◆ Information given

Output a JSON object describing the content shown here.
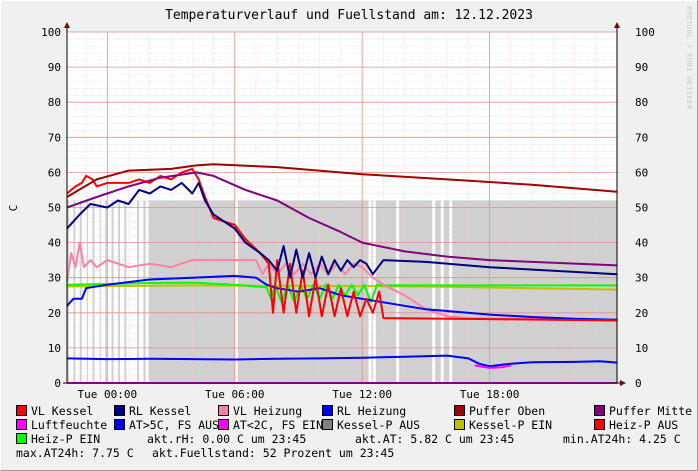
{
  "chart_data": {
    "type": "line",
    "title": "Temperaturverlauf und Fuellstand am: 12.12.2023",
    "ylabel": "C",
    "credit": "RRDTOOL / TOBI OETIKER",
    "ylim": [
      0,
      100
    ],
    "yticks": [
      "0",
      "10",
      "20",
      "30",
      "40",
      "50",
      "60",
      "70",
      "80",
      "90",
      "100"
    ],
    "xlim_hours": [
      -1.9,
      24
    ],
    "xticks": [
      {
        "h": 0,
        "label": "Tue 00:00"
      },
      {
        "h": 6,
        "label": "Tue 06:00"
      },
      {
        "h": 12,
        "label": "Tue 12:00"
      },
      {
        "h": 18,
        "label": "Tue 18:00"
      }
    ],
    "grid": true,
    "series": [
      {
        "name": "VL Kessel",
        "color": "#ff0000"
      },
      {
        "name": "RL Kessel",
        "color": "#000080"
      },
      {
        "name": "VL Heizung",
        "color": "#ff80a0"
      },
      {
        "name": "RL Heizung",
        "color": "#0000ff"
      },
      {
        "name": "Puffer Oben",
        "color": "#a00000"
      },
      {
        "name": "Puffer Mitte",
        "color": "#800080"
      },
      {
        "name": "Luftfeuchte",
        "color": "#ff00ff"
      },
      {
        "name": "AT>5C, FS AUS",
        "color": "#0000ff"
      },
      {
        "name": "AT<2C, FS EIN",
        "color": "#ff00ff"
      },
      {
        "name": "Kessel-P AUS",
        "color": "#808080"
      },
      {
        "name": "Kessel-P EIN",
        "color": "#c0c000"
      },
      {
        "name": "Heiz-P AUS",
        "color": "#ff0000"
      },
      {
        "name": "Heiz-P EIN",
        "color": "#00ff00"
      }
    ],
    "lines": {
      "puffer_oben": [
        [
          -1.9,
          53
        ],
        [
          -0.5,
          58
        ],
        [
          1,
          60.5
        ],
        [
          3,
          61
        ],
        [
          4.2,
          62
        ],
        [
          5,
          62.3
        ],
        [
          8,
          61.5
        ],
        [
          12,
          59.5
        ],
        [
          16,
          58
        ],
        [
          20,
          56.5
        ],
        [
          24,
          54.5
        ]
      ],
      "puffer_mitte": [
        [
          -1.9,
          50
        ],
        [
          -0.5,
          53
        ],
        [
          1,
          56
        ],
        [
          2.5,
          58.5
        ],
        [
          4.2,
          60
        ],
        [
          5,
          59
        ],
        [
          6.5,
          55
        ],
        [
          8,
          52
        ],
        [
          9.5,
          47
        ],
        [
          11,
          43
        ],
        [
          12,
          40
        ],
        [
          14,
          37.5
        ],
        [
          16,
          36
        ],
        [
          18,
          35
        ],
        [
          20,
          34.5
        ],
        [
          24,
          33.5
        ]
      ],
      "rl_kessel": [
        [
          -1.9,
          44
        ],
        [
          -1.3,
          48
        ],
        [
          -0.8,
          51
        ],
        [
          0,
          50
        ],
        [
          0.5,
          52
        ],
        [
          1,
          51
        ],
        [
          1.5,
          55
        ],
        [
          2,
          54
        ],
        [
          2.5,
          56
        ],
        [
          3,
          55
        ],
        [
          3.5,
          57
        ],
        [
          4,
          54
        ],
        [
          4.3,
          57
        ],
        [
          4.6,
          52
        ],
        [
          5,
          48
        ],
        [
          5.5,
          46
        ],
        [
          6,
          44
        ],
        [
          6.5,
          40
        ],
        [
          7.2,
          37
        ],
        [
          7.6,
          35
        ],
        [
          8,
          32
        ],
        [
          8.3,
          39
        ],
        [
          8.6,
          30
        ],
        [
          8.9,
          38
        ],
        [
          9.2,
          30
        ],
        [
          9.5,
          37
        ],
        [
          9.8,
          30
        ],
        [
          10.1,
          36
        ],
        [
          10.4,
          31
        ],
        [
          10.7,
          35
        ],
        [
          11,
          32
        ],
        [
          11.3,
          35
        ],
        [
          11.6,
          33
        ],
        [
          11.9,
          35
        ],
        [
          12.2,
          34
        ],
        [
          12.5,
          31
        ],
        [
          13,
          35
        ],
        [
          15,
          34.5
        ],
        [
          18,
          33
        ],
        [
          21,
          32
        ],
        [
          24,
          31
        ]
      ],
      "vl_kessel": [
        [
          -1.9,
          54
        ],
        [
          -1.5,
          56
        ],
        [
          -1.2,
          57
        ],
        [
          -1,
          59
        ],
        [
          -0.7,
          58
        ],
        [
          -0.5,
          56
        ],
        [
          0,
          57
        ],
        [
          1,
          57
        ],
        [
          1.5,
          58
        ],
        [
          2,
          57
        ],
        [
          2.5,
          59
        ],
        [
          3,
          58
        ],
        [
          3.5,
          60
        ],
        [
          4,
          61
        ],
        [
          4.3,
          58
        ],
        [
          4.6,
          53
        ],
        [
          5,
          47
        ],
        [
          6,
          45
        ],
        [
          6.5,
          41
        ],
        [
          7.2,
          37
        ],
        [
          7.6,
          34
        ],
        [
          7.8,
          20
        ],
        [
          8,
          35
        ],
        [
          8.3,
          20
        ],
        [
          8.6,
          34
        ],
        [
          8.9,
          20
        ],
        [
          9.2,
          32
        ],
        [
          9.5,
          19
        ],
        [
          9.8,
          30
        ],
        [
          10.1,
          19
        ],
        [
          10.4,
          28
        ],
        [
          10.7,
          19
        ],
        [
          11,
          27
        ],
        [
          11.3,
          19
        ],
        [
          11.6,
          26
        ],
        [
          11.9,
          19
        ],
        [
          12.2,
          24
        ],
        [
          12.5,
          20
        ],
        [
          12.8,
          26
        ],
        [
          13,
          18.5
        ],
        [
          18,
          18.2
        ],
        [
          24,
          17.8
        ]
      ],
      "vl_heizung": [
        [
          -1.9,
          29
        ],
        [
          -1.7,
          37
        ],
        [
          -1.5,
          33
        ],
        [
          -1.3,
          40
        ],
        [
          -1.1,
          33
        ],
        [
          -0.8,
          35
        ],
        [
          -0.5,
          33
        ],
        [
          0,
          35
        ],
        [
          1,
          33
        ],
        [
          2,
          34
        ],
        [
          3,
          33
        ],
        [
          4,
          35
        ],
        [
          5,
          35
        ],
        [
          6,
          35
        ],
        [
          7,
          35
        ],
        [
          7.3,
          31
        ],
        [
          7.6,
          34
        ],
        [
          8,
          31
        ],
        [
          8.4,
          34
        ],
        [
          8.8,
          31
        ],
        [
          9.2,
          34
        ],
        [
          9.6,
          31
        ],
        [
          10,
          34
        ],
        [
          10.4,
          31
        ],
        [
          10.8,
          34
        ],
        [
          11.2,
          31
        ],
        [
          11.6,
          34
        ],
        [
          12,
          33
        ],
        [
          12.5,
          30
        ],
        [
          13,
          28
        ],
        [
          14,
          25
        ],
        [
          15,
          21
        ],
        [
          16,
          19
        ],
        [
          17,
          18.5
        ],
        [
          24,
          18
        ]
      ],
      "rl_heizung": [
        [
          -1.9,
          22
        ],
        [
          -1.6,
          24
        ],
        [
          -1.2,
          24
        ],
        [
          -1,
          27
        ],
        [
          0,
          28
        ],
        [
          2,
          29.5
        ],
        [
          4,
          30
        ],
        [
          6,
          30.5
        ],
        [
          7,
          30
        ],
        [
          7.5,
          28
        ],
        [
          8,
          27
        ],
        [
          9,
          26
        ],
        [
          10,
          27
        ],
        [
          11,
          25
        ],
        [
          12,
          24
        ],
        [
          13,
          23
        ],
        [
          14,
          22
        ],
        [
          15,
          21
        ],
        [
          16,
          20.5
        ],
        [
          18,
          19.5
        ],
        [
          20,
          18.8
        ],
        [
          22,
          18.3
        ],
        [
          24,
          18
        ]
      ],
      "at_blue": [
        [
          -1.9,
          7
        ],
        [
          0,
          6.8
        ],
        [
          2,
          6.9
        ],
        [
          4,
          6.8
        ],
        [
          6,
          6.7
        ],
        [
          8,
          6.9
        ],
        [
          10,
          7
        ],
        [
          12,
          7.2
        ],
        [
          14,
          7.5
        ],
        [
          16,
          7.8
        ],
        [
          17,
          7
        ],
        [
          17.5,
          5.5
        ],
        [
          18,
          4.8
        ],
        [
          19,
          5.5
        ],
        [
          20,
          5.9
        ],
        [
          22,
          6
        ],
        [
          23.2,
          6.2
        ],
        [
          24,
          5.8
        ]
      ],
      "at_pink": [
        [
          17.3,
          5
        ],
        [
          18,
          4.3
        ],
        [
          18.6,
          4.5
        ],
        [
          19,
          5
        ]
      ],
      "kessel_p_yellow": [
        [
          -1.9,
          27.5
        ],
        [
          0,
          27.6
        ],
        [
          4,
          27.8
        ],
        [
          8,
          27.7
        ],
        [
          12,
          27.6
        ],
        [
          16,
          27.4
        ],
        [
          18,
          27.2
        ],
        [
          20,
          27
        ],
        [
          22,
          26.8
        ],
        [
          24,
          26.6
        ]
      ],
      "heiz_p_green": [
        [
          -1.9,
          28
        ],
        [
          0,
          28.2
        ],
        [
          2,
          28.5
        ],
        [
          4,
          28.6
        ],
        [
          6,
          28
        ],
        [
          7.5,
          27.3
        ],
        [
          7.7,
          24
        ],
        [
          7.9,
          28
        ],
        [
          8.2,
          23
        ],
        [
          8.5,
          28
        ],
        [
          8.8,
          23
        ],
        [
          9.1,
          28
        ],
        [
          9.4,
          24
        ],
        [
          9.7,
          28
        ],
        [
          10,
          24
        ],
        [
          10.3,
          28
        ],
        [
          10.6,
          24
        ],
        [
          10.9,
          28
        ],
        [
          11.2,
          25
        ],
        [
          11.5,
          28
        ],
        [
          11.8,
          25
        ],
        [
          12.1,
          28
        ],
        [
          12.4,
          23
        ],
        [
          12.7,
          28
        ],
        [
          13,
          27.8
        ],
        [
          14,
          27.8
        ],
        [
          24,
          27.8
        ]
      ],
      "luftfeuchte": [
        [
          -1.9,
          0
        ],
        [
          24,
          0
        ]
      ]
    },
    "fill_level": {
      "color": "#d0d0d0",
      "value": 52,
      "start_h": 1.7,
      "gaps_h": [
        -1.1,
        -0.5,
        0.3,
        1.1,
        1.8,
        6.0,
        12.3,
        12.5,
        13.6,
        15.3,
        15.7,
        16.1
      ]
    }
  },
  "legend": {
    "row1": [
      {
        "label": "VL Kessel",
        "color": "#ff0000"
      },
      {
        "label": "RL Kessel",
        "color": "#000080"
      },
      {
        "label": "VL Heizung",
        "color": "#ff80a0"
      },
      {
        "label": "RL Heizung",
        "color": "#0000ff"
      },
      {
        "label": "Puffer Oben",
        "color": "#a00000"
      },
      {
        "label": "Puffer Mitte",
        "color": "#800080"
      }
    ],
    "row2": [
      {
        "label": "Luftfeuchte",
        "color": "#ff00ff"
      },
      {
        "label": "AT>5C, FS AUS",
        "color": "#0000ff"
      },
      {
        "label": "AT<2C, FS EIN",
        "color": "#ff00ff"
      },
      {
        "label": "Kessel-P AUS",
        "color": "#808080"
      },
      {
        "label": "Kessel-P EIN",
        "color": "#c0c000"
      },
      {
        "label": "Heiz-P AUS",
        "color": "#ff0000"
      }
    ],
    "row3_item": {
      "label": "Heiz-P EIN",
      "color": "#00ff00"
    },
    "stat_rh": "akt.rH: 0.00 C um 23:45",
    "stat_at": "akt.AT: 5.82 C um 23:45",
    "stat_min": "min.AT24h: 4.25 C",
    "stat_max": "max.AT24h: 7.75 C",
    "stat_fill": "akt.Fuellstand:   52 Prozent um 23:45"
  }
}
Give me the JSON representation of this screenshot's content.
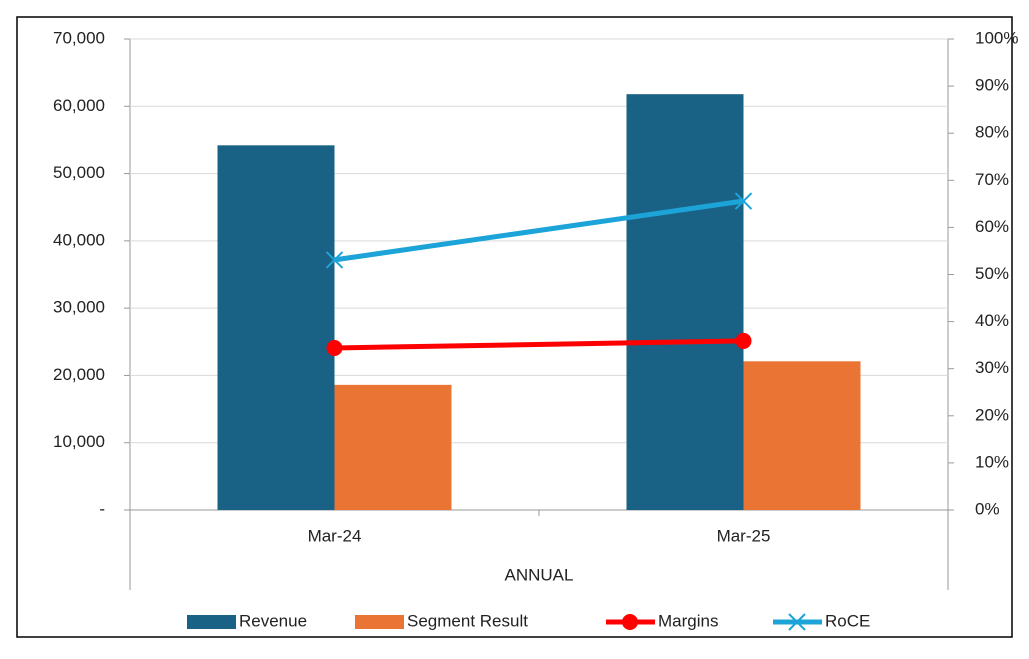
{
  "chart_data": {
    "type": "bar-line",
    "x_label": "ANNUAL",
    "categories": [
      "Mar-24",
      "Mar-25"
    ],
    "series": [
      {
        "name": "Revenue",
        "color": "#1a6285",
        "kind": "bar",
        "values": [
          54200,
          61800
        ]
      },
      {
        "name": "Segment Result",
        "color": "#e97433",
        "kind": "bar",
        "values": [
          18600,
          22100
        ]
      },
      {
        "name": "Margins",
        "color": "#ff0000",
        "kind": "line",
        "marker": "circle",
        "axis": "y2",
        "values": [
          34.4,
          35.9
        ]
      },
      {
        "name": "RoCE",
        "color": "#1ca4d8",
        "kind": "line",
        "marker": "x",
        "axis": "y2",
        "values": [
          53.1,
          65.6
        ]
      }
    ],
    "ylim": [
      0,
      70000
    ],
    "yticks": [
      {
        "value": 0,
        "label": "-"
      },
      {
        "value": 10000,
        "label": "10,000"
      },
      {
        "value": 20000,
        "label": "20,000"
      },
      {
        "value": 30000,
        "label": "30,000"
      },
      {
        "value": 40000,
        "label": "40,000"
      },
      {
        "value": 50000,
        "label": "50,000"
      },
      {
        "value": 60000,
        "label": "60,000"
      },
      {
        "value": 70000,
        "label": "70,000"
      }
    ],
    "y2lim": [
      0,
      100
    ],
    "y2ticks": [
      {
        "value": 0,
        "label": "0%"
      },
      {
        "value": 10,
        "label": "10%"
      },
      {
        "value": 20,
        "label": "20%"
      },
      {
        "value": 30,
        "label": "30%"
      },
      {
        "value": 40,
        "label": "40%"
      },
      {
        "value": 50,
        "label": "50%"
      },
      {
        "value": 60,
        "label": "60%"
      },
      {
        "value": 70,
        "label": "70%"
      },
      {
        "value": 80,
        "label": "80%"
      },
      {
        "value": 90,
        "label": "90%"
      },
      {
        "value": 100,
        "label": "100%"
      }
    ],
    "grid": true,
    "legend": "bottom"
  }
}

◆ Task to complete
Only lines that contain the word "JSON" are wanted; copy each of them.

◆ Answer to the problem
Output a JSON object describing the content shown here.
Give me the JSON representation of this screenshot's content.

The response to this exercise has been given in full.